___ Fragmento citado

Cómo Steve Jobs puso fin a la impuntualidad de su secretaria con un vehículo de alta gama

La figura de Steve Jobs, cofundador de Apple, sigue generando debates y análisis a casi 13 años de su fallecimiento. Más allá de las innovaciones tecnológicas que revolucionaron la industria, su estilo de liderazgo, a menudo controvertido, es objeto de estudio. Anécdotas sobre su peculiar manera de gestionar problemas y motivar a su equipo resurgen constantemente, ofreciendo una visión multifacética de un visionario que marcó una época. Su capacidad para tomar decisiones rápidas e impactantes es una característica recurrente en las historias que circulan sobre su paso por la compañía.

Según la investigación publicada por El Comercio, un episodio en particular, relatado por Ron Givens, exdirector de calidad de Apple, ilumina la singular forma en que Jobs abordaba los inconvenientes laborales.

______
___ Registros extraídos

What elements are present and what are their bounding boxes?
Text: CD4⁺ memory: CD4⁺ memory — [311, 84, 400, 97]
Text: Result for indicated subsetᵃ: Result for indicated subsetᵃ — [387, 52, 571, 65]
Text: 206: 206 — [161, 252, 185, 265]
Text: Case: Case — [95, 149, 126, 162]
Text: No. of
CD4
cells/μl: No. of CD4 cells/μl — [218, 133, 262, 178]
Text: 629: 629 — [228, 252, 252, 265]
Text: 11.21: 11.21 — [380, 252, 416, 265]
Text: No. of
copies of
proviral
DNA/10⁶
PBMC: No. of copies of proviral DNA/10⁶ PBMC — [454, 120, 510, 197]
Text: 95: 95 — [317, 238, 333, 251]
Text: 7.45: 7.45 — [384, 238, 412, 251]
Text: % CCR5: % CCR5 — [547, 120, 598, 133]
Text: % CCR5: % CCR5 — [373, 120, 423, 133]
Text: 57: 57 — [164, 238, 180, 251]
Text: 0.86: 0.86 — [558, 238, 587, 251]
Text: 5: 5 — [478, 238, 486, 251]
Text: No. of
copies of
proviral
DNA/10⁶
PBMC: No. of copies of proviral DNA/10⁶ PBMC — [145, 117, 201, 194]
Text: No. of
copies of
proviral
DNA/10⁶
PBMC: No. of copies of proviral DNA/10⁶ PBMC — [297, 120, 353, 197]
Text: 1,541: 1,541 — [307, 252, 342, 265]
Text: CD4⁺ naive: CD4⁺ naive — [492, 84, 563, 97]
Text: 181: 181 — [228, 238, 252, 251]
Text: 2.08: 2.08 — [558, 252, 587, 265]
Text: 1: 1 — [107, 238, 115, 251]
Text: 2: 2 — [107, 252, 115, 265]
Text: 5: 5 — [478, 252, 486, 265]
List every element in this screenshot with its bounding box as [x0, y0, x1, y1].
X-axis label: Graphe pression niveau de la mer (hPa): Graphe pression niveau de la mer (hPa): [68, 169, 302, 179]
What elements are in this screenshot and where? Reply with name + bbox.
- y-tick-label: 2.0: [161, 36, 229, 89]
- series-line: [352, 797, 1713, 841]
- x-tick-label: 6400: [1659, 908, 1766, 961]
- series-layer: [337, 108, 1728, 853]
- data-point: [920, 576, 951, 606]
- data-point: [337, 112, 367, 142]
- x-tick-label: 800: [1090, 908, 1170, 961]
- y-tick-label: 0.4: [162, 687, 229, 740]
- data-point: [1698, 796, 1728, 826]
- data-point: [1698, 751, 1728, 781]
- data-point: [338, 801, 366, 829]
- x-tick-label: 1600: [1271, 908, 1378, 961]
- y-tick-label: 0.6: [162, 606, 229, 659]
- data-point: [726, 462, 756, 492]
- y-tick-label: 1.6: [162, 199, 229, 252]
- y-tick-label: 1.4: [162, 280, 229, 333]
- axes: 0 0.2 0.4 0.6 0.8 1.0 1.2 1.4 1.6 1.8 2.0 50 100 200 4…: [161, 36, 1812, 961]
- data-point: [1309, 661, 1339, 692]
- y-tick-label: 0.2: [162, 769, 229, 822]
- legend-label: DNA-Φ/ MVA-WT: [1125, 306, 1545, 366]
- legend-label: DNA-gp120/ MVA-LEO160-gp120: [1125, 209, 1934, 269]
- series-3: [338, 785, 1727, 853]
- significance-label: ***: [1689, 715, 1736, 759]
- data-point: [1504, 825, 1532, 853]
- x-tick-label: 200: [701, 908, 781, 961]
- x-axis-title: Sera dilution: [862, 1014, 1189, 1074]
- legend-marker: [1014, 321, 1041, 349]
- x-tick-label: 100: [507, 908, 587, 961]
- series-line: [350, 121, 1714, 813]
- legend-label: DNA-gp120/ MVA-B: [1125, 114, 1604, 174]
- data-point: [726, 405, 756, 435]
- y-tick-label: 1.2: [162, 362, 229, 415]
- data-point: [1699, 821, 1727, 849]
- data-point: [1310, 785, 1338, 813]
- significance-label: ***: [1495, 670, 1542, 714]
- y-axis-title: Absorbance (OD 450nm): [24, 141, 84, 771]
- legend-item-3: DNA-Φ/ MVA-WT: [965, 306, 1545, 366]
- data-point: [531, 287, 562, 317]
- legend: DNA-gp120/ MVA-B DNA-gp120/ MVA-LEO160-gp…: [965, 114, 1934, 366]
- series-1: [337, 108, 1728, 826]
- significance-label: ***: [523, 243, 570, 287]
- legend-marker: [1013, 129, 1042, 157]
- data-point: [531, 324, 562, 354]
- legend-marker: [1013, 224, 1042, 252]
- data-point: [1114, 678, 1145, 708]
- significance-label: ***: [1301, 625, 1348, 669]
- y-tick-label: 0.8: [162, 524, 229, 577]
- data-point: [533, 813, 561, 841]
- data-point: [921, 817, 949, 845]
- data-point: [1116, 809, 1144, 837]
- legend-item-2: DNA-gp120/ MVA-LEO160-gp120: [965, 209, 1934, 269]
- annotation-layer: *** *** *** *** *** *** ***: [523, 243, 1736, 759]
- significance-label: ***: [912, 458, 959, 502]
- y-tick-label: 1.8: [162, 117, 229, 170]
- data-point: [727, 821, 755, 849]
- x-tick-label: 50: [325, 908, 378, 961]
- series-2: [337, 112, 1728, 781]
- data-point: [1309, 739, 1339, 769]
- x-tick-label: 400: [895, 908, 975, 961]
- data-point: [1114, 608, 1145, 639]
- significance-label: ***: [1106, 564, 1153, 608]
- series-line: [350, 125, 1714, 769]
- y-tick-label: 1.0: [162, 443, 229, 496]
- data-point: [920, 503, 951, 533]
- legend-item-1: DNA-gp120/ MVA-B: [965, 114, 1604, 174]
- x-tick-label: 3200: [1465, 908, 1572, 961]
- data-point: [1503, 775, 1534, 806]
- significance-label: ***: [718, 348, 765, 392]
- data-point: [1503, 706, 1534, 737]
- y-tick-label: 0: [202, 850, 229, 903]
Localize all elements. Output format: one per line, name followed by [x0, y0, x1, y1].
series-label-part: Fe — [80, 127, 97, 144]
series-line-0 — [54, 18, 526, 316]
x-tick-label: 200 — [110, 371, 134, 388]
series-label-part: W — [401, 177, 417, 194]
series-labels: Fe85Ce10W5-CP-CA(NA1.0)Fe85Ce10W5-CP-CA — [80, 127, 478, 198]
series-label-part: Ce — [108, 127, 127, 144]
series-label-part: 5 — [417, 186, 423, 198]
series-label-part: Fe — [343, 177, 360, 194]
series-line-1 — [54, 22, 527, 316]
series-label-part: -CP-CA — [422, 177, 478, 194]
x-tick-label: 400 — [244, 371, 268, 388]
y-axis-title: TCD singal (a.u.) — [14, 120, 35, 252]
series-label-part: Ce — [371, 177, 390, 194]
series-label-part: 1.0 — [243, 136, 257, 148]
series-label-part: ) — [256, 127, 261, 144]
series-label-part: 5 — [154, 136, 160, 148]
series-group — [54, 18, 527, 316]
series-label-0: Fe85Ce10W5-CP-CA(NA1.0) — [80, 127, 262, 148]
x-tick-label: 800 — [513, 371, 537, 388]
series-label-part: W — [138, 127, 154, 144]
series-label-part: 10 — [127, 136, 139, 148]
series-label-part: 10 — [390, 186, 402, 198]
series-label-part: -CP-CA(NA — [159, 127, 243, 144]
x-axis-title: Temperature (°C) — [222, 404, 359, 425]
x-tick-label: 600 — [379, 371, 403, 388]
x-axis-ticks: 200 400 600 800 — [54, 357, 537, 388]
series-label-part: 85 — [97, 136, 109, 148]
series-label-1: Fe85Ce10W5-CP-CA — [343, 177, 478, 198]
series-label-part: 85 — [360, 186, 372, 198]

______

* [Objetivo del ejercicio] Reproduzca el texto sobre Steve Jobs desde "Cómo Steve Jobs" hasta "los inconvenientes laborales.", inclusive, y sustituya "Apple" por "la compañía".

* [Espacio de respuesta]
Cómo Steve Jobs puso fin a la impuntualidad de su secretaria con un vehículo de alta gama

La figura de Steve Jobs, cofundador de la compañía, sigue generando debates y análisis a casi 13 años de su fallecimiento. Más allá de las innovaciones tecnológicas que revolucionaron la industria, su estilo de liderazgo, a menudo controvertido, es objeto de estudio. Anécdotas sobre su peculiar manera de gestionar problemas y motivar a su equipo resurgen constantemente, ofreciendo una visión multifacética de un visionario que marcó una época. Su capacidad para tomar decisiones rápidas e impactantes es una característica recurrente en las historias que circulan sobre su paso por la compañía.

Según la investigación publicada por El Comercio, un episodio en particular, relatado por Ron Givens, exdirector de calidad de la compañía, ilumina la singular forma en que Jobs abordaba los inconvenientes laborales.